→ **GIVEN PROBLEM**
Extract each line containing the string "участка".

→ **PROVIDED RECORDS**
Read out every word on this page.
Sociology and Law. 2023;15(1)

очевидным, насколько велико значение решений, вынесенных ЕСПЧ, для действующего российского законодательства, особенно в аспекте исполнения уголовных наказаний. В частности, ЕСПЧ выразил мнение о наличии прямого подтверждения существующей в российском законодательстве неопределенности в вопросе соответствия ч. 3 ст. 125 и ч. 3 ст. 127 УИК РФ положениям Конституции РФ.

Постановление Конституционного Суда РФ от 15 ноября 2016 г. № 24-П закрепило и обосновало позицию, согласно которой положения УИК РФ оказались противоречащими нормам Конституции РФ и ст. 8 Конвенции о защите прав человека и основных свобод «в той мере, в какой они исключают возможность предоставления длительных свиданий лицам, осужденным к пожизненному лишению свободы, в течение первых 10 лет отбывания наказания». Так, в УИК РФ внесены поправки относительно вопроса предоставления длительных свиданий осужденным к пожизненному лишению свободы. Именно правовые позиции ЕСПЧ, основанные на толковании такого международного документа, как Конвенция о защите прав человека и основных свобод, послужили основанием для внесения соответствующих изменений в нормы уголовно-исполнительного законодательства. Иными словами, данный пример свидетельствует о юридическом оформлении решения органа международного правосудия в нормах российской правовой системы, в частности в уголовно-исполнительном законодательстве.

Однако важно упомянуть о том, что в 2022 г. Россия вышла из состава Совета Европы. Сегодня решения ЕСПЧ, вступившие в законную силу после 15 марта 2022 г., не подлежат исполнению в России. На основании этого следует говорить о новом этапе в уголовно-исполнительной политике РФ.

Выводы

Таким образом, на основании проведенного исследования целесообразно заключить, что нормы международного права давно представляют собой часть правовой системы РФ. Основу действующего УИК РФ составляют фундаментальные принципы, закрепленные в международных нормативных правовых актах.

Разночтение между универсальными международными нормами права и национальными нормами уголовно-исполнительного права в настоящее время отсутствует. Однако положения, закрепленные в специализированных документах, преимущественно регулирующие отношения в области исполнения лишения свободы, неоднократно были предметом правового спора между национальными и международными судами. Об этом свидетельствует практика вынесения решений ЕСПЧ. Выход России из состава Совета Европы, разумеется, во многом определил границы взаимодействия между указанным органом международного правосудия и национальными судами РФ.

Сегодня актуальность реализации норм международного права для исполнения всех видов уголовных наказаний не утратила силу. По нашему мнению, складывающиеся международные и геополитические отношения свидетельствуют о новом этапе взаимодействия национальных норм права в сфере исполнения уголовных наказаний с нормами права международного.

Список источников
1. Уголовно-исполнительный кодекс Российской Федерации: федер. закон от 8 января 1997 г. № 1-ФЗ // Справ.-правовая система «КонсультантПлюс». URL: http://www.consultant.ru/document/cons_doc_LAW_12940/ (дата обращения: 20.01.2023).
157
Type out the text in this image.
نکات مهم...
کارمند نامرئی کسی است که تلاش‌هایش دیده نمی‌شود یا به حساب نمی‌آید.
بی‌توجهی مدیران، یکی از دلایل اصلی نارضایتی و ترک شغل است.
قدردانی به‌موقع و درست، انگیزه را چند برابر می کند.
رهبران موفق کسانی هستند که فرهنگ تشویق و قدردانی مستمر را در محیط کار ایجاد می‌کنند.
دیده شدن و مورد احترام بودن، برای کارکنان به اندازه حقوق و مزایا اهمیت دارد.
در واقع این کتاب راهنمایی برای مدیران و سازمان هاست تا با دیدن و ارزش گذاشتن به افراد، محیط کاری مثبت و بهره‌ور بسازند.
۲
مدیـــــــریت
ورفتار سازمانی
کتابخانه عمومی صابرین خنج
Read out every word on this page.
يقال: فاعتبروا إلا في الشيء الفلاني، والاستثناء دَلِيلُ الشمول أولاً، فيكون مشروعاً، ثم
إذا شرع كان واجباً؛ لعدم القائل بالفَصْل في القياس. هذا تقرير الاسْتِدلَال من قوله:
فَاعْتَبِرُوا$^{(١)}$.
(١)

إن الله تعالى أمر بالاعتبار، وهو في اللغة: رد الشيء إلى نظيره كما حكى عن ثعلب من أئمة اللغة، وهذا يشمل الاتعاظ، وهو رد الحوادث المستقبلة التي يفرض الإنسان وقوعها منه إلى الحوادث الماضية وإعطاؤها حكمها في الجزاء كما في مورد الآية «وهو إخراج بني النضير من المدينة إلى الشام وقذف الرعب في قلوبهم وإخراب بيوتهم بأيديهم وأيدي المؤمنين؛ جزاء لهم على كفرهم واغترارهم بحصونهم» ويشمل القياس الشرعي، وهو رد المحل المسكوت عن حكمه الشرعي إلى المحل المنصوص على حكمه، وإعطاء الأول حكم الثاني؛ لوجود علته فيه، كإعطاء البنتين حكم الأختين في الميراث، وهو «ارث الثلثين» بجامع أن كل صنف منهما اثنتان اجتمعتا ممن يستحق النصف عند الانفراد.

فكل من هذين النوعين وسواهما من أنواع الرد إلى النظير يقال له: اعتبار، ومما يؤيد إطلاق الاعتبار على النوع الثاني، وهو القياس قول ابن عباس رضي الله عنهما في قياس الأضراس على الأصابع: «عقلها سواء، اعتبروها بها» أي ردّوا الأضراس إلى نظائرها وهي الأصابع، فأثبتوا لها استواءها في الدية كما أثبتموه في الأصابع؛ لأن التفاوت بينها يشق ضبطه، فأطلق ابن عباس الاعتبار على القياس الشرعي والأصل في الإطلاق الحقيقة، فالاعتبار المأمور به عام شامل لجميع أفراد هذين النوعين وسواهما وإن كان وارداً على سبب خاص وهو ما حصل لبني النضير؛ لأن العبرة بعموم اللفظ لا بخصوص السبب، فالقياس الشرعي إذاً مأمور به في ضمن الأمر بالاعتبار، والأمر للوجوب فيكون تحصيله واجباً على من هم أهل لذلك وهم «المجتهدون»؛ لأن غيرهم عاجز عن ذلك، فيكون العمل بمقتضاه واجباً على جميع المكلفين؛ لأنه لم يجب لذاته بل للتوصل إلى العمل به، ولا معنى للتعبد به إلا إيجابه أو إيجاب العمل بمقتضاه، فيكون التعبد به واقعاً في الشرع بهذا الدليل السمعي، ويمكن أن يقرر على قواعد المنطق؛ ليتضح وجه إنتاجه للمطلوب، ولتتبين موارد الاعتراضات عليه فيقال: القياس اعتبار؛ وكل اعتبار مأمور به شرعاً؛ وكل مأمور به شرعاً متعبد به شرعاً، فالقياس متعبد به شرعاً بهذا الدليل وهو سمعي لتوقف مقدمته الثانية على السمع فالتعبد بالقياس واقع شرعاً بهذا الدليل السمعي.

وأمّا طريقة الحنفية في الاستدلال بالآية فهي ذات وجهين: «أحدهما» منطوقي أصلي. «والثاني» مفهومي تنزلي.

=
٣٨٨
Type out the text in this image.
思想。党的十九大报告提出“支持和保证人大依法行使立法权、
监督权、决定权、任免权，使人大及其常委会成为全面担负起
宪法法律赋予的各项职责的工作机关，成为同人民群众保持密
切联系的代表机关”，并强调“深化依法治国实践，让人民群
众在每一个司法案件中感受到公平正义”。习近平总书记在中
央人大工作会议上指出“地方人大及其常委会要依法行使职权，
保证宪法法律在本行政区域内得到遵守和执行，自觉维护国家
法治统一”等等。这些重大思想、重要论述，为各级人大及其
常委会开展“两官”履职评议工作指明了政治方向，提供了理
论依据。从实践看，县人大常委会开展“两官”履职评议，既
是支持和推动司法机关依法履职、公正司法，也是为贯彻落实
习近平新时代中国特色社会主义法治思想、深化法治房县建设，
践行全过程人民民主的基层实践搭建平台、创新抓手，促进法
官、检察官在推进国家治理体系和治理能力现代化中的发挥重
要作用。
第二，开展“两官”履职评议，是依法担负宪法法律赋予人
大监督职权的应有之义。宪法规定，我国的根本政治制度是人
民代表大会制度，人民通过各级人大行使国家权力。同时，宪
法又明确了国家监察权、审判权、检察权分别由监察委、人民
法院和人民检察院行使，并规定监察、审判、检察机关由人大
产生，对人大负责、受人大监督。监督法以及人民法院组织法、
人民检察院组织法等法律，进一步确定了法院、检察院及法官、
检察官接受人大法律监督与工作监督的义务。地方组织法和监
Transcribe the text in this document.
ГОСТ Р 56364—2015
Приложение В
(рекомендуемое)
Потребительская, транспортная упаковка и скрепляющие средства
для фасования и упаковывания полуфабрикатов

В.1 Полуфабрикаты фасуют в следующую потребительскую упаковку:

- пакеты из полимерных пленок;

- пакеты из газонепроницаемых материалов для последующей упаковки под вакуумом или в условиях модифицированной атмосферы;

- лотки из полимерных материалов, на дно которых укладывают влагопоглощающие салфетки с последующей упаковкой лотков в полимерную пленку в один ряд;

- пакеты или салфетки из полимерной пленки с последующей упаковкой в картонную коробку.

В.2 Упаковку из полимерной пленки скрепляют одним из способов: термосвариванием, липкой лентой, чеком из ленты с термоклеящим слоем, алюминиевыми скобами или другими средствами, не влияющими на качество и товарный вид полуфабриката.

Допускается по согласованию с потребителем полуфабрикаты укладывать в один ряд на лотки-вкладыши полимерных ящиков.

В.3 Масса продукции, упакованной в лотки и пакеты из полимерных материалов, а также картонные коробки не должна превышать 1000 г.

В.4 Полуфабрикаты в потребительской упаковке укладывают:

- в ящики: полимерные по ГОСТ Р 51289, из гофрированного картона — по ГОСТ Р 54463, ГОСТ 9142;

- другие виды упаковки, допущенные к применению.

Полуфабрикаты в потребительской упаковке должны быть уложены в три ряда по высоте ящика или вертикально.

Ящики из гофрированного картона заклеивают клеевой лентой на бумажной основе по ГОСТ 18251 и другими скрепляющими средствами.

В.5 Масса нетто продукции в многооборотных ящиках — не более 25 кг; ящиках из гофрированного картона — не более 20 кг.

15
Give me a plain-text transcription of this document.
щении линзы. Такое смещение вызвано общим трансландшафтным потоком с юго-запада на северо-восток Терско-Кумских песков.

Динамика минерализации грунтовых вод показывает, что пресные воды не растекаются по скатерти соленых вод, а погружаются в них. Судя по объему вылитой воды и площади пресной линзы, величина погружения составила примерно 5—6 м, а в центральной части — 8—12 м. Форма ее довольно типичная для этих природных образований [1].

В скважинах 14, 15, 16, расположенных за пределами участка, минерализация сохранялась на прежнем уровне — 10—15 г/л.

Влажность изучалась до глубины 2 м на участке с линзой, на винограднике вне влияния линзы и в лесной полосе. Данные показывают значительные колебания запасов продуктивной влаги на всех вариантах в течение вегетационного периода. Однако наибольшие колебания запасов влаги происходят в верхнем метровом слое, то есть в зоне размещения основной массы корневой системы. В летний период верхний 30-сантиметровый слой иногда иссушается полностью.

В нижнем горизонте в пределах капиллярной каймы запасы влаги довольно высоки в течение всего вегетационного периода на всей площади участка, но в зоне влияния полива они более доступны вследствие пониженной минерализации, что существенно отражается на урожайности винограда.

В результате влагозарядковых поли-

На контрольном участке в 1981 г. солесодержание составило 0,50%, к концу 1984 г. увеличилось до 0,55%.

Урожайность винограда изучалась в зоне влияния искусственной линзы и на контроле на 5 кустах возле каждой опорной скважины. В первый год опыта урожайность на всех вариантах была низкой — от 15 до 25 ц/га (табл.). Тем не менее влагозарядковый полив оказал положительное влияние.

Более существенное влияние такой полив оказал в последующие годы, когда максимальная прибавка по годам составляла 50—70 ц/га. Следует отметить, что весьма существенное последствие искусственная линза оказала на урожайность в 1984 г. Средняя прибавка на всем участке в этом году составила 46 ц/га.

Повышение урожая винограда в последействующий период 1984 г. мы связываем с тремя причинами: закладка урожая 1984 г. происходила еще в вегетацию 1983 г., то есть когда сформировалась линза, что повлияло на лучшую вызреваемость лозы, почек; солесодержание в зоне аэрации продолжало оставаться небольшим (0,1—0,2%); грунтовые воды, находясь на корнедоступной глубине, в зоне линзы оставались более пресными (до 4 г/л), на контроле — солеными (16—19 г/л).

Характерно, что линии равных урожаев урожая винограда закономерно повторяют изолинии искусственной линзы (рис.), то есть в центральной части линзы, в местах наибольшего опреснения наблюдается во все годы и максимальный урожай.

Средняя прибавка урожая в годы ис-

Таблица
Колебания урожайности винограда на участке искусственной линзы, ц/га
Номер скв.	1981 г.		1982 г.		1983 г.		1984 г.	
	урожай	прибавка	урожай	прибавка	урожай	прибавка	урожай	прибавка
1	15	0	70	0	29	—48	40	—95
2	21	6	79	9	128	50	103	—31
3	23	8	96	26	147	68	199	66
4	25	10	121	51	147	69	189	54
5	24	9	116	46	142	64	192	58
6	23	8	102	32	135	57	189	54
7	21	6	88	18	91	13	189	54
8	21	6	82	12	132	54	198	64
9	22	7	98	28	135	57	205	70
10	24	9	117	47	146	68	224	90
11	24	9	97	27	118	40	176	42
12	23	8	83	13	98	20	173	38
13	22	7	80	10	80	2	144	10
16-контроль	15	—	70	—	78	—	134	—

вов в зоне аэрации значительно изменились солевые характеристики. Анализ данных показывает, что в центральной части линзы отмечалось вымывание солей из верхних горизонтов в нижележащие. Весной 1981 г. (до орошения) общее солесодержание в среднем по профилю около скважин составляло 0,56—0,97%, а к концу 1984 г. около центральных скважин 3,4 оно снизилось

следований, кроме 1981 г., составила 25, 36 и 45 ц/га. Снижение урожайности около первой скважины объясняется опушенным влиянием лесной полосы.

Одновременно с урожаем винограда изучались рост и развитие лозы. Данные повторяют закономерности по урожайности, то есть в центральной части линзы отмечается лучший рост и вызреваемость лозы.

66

→ **THE RESULT**
В скважинах 14, 15, 16, расположенных за пределами участка, минерализация сохранялась на прежнем уровне — 10—15 г/л.
В нижнем горизонте в пределах капиллярной каймы запасы влаги довольно высоки в течение всего вегетационного периода на всей площади участка, но в зоне влияния полива они более доступны вследствие пониженной минерализации, что существенно отражается на урожайности винограда.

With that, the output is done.